__CHALLENGES__.
- 1) Output the discussion of Blade Runner's replicants from "Yes, the sight" up to and including "lets him go.".
- 2) Write the next part of the discussion of Blade Runner's replicants, picking up after its final sentence.

__GIVEN TEXT__.

Deckard says: «Replicants are like any other machine. They’re either a benefit or a hazard. If they’re a benefit, it’s not my problem. … I don’t get it, Tyrell. How can it not know what it is?»
Yes, the sight of a woman’s death is appalling and Deckard himself comments on it at the end of the scene: «The report would be “routine retirement of a Replicant”, which didn’t make me feel any better about shooting a woman in the back».
It would be interesting a series of articles that show examples of AI, robots, machines that take advantage of its appearance or behavior (or that another human being uses it as a weapon or manipulation). I remember a scene in the movie “A.I. Artificial Intelligence” where David is captured at a Flesh Fair, and the audience, deceived by David’s realistic nature, lets him go.
Yes, the end of _Ex Machina_ implies strongly that Ava was mimicking emotions to trick Caleb into granting her freedom. But there are plenty of scenes in _Blade Runner_ where the replicants display these things when there is no evidence that their emotions-—their interiority–are merely performative. Deckard may say that replicants are just another machine, but he’s been subjected to this framing his entire life. He doesn’t question these frames, even buying into Brian’s assertion that he had no choice. (When of course he did.) So we can’t take Deckard’s word as fact. He’s a victim of the systems that made him, too.

__DATASET ENTRIES__.
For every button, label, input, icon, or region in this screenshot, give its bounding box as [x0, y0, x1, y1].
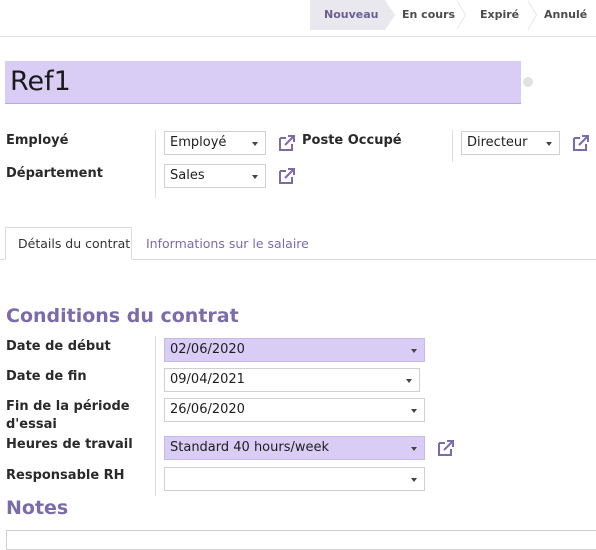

--

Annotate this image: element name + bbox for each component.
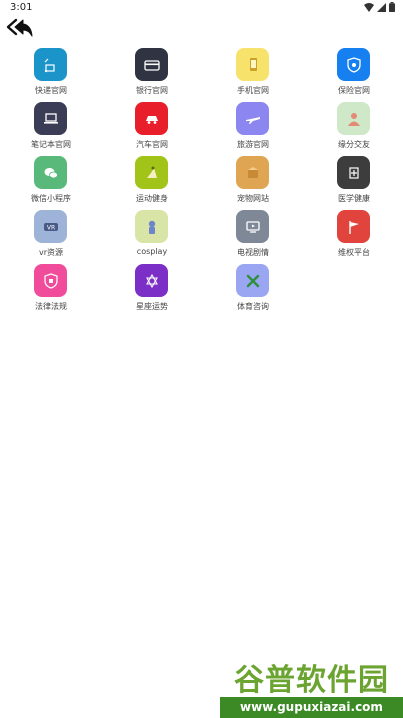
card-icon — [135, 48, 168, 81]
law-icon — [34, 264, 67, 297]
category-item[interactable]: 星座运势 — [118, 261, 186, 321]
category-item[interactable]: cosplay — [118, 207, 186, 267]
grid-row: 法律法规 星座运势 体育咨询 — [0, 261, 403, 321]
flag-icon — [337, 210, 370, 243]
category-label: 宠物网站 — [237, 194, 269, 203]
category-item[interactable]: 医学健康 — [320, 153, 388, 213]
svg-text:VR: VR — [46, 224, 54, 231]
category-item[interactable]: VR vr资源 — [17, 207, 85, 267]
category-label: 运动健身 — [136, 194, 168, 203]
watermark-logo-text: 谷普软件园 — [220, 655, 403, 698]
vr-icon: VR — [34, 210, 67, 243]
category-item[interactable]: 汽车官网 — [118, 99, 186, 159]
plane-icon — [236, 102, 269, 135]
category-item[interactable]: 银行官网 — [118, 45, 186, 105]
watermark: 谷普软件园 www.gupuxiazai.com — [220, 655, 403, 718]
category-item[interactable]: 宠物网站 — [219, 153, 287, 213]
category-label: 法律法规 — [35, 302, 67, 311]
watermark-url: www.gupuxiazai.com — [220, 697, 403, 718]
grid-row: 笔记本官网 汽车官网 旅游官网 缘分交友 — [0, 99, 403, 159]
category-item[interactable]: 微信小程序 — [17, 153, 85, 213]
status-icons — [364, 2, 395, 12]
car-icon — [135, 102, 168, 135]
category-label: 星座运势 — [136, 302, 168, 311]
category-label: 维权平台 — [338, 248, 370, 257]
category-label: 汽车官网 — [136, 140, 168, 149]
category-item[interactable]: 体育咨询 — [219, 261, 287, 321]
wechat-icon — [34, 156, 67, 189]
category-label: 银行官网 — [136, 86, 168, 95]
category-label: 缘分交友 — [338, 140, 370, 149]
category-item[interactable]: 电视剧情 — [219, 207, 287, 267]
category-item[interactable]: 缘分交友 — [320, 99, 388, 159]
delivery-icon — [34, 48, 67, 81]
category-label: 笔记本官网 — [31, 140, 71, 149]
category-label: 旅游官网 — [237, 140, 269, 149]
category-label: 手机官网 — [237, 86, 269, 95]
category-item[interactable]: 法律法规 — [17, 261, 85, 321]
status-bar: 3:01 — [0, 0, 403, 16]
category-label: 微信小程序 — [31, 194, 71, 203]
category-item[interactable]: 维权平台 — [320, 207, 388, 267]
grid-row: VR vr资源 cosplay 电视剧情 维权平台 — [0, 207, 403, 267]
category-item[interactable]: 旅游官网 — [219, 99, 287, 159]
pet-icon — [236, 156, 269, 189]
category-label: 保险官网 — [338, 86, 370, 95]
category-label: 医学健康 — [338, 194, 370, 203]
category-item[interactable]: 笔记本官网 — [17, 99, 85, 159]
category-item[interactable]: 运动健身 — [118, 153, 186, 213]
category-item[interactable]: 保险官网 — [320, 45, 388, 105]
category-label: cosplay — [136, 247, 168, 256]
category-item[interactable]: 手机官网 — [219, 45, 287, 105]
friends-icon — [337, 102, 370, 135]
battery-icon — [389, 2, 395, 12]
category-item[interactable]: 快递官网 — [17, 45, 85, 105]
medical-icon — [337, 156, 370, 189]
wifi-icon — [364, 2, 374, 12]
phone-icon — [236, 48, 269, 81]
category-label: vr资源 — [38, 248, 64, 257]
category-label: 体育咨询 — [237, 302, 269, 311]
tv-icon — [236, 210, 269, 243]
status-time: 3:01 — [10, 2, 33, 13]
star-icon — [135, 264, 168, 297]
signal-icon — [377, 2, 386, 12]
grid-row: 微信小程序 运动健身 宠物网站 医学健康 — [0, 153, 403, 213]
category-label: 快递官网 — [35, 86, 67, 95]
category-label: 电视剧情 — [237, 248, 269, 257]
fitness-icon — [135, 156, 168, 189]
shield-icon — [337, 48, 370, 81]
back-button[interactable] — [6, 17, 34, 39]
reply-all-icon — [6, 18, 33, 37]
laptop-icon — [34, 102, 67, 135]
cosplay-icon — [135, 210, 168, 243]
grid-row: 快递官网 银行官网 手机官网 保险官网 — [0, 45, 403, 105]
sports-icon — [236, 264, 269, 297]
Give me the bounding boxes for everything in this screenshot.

__TASK-BY-TASK OUTPUTS__.
- 1)
Yes, the sight of a woman’s death is appalling and Deckard himself comments on it at the end of the scene: «The report would be “routine retirement of a Replicant”, which didn’t make me feel any better about shooting a woman in the back».
It would be interesting a series of articles that show examples of AI, robots, machines that take advantage of its appearance or behavior (or that another human being uses it as a weapon or manipulation). I remember a scene in the movie “A.I. Artificial Intelligence” where David is captured at a Flesh Fair, and the audience, deceived by David’s realistic nature, lets him go.

- 2)
These questions point us to a longstanding philosophical argument of the “p zombie” (not like movie zombies at all). I agree that a broad investigation of how this plays out in cinema AI would be fascinating, but I don’t anticipate that it would change my mind. A sentience that has feelings, hopes and goals, a sense of self and self-preservation, a fear of mortality, and can suffer–like Zhora–is a person.
You’re missing the whole point of the movie if you’re getting hung-up on whether “woman” is an appropriate label for Zhora’s personhood.
You’re missing it worse if you’re proposing that Zhora has no personhood.
I believe that Emmet Walsh’s character’s name is Bryant, not Brian.
(If I was talented, I’d do a parody of the Life of Brian intro here.)
ooh. Good catch. Will correct.
Thanks!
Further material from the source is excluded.